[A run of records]
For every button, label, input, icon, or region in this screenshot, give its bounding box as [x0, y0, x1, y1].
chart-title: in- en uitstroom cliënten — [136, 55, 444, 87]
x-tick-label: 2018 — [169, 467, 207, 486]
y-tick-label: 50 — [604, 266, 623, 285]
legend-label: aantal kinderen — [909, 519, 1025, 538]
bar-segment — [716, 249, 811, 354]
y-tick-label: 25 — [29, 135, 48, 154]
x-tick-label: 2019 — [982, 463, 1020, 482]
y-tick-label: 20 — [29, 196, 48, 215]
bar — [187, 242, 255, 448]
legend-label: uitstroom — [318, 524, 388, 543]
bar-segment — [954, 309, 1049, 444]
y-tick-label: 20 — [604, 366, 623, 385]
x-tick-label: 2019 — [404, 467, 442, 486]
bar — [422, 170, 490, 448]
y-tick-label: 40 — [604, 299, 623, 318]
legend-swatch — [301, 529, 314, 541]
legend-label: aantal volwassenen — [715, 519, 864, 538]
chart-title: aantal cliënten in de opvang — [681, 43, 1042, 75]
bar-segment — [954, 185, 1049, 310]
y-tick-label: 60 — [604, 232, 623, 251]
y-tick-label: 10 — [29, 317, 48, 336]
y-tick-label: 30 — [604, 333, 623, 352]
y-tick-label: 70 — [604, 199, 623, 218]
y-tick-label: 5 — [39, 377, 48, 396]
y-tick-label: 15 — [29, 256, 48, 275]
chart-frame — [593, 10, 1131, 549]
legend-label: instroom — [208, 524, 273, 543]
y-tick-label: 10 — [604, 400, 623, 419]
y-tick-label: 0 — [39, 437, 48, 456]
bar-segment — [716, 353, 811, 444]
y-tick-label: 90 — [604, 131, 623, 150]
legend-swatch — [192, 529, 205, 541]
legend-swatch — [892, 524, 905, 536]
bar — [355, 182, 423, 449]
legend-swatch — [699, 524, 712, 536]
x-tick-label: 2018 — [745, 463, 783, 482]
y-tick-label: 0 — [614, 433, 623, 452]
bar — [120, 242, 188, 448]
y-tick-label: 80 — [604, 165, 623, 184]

» **Given task**: Reproduce every line of the listing above, word for word and in the same order.

» **Answer**:
For every button, label, input, icon, or region in this screenshot, give its bounding box as [x0, y0, x1, y1].
chart-title: in- en uitstroom cliënten — [136, 55, 444, 87]
x-tick-label: 2018 — [169, 467, 207, 486]
y-tick-label: 50 — [604, 266, 623, 285]
legend-label: aantal kinderen — [909, 519, 1025, 538]
bar-segment — [716, 249, 811, 354]
y-tick-label: 25 — [29, 135, 48, 154]
x-tick-label: 2019 — [982, 463, 1020, 482]
y-tick-label: 20 — [29, 196, 48, 215]
bar — [187, 242, 255, 448]
legend-label: uitstroom — [318, 524, 388, 543]
bar-segment — [954, 309, 1049, 444]
y-tick-label: 20 — [604, 366, 623, 385]
x-tick-label: 2019 — [404, 467, 442, 486]
bar — [422, 170, 490, 448]
y-tick-label: 40 — [604, 299, 623, 318]
legend-swatch — [301, 529, 314, 541]
legend-label: aantal volwassenen — [715, 519, 864, 538]
chart-title: aantal cliënten in de opvang — [681, 43, 1042, 75]
bar-segment — [954, 185, 1049, 310]
y-tick-label: 60 — [604, 232, 623, 251]
y-tick-label: 10 — [29, 317, 48, 336]
y-tick-label: 30 — [604, 333, 623, 352]
y-tick-label: 70 — [604, 199, 623, 218]
y-tick-label: 5 — [39, 377, 48, 396]
y-tick-label: 15 — [29, 256, 48, 275]
chart-frame — [593, 10, 1131, 549]
legend-label: instroom — [208, 524, 273, 543]
y-tick-label: 10 — [604, 400, 623, 419]
y-tick-label: 0 — [39, 437, 48, 456]
bar-segment — [716, 353, 811, 444]
y-tick-label: 90 — [604, 131, 623, 150]
legend-swatch — [192, 529, 205, 541]
legend-swatch — [892, 524, 905, 536]
bar — [355, 182, 423, 449]
legend-swatch — [699, 524, 712, 536]
x-tick-label: 2018 — [745, 463, 783, 482]
y-tick-label: 0 — [614, 433, 623, 452]
bar — [120, 242, 188, 448]
y-tick-label: 80 — [604, 165, 623, 184]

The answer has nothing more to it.